_Task prompt:_ Without including any images, repeat the data exactly.

---+---

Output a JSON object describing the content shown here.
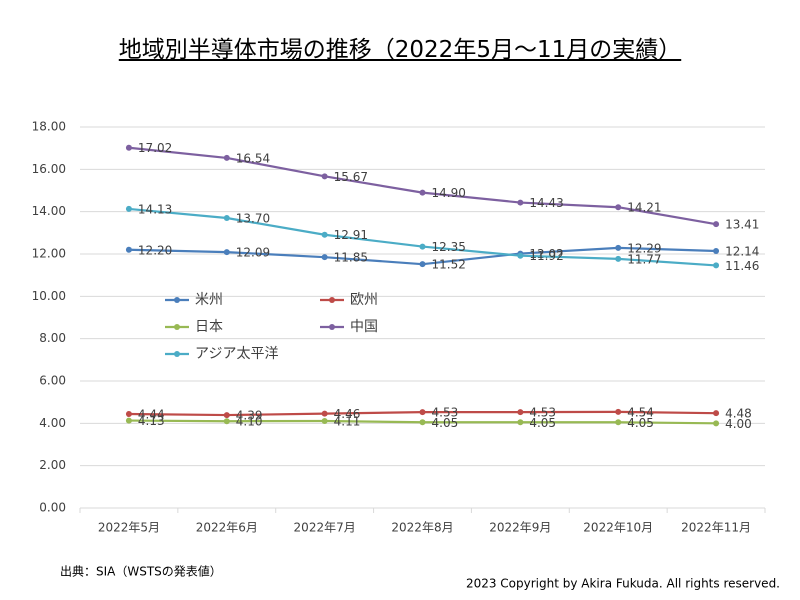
{
  "chart_data": {
    "type": "line",
    "title": "地域別半導体市場の推移（2022年5月～11月の実績）",
    "categories": [
      "2022年5月",
      "2022年6月",
      "2022年7月",
      "2022年8月",
      "2022年9月",
      "2022年10月",
      "2022年11月"
    ],
    "series": [
      {
        "name": "米州",
        "color": "#4a7ebb",
        "values": [
          12.2,
          12.09,
          11.85,
          11.52,
          12.02,
          12.29,
          12.14
        ],
        "value_labels": [
          "12.20",
          "12.09",
          "11.85",
          "11.52",
          "12.02",
          "12.29",
          "12.14"
        ]
      },
      {
        "name": "欧州",
        "color": "#be4b48",
        "values": [
          4.44,
          4.39,
          4.46,
          4.53,
          4.53,
          4.54,
          4.48
        ],
        "value_labels": [
          "4.44",
          "4.39",
          "4.46",
          "4.53",
          "4.53",
          "4.54",
          "4.48"
        ]
      },
      {
        "name": "日本",
        "color": "#98b954",
        "values": [
          4.13,
          4.1,
          4.11,
          4.05,
          4.05,
          4.05,
          4.0
        ],
        "value_labels": [
          "4.13",
          "4.10",
          "4.11",
          "4.05",
          "4.05",
          "4.05",
          "4.00"
        ]
      },
      {
        "name": "中国",
        "color": "#7d60a0",
        "values": [
          17.02,
          16.54,
          15.67,
          14.9,
          14.43,
          14.21,
          13.41
        ],
        "value_labels": [
          "17.02",
          "16.54",
          "15.67",
          "14.90",
          "14.43",
          "14.21",
          "13.41"
        ]
      },
      {
        "name": "アジア太平洋",
        "color": "#4bacc6",
        "values": [
          14.13,
          13.7,
          12.91,
          12.35,
          11.92,
          11.77,
          11.46
        ],
        "value_labels": [
          "14.13",
          "13.70",
          "12.91",
          "12.35",
          "11.92",
          "11.77",
          "11.46"
        ]
      }
    ],
    "ylim": [
      0,
      18
    ],
    "yticks": [
      {
        "value": 0,
        "label": "0.00"
      },
      {
        "value": 2,
        "label": "2.00"
      },
      {
        "value": 4,
        "label": "4.00"
      },
      {
        "value": 6,
        "label": "6.00"
      },
      {
        "value": 8,
        "label": "8.00"
      },
      {
        "value": 10,
        "label": "10.00"
      },
      {
        "value": 12,
        "label": "12.00"
      },
      {
        "value": 14,
        "label": "14.00"
      },
      {
        "value": 16,
        "label": "16.00"
      },
      {
        "value": 18,
        "label": "18.00"
      }
    ],
    "grid": true,
    "source": "出典：SIA（WSTSの発表値）",
    "copyright": "2023 Copyright by Akira Fukuda. All rights reserved."
  }
}
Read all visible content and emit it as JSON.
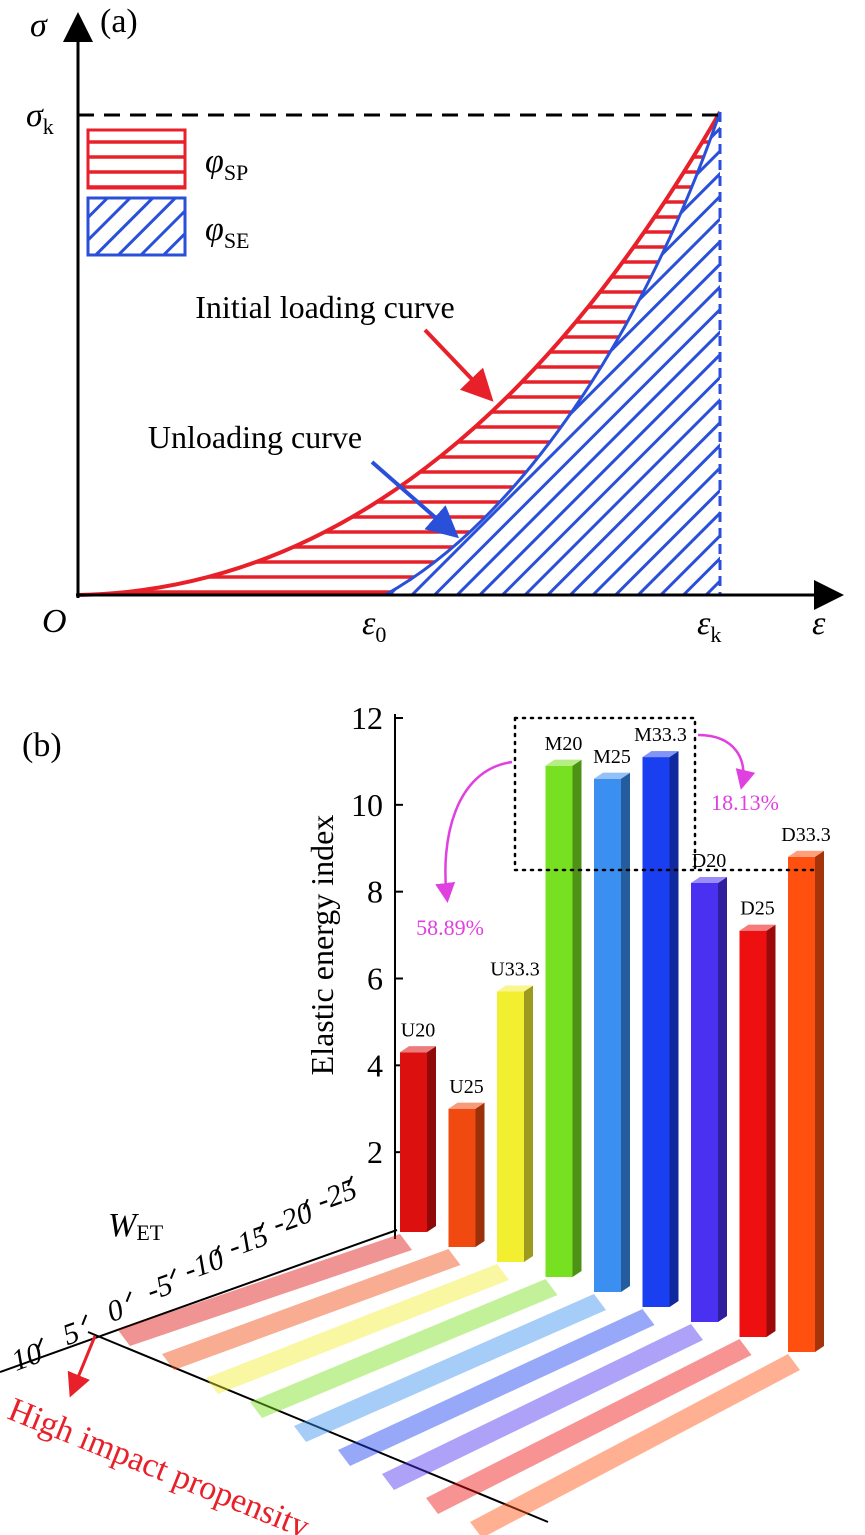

---+---

_Correct response:_
Output a JSON object describing the content shown here.
{
  "chart_data": {
    "type": "line",
    "title": "地域別半導体市場の推移（2022年5月～11月の実績）",
    "categories": [
      "2022年5月",
      "2022年6月",
      "2022年7月",
      "2022年8月",
      "2022年9月",
      "2022年10月",
      "2022年11月"
    ],
    "series": [
      {
        "name": "米州",
        "color": "#4a7ebb",
        "values": [
          12.2,
          12.09,
          11.85,
          11.52,
          12.02,
          12.29,
          12.14
        ],
        "value_labels": [
          "12.20",
          "12.09",
          "11.85",
          "11.52",
          "12.02",
          "12.29",
          "12.14"
        ]
      },
      {
        "name": "欧州",
        "color": "#be4b48",
        "values": [
          4.44,
          4.39,
          4.46,
          4.53,
          4.53,
          4.54,
          4.48
        ],
        "value_labels": [
          "4.44",
          "4.39",
          "4.46",
          "4.53",
          "4.53",
          "4.54",
          "4.48"
        ]
      },
      {
        "name": "日本",
        "color": "#98b954",
        "values": [
          4.13,
          4.1,
          4.11,
          4.05,
          4.05,
          4.05,
          4.0
        ],
        "value_labels": [
          "4.13",
          "4.10",
          "4.11",
          "4.05",
          "4.05",
          "4.05",
          "4.00"
        ]
      },
      {
        "name": "中国",
        "color": "#7d60a0",
        "values": [
          17.02,
          16.54,
          15.67,
          14.9,
          14.43,
          14.21,
          13.41
        ],
        "value_labels": [
          "17.02",
          "16.54",
          "15.67",
          "14.90",
          "14.43",
          "14.21",
          "13.41"
        ]
      },
      {
        "name": "アジア太平洋",
        "color": "#4bacc6",
        "values": [
          14.13,
          13.7,
          12.91,
          12.35,
          11.92,
          11.77,
          11.46
        ],
        "value_labels": [
          "14.13",
          "13.70",
          "12.91",
          "12.35",
          "11.92",
          "11.77",
          "11.46"
        ]
      }
    ],
    "ylim": [
      0,
      18
    ],
    "yticks": [
      {
        "value": 0,
        "label": "0.00"
      },
      {
        "value": 2,
        "label": "2.00"
      },
      {
        "value": 4,
        "label": "4.00"
      },
      {
        "value": 6,
        "label": "6.00"
      },
      {
        "value": 8,
        "label": "8.00"
      },
      {
        "value": 10,
        "label": "10.00"
      },
      {
        "value": 12,
        "label": "12.00"
      },
      {
        "value": 14,
        "label": "14.00"
      },
      {
        "value": 16,
        "label": "16.00"
      },
      {
        "value": 18,
        "label": "18.00"
      }
    ],
    "grid": true,
    "source": "出典：SIA（WSTSの発表値）",
    "copyright": "2023 Copyright by Akira Fukuda. All rights reserved."
  }
}
Read all visible content and emit it as JSON.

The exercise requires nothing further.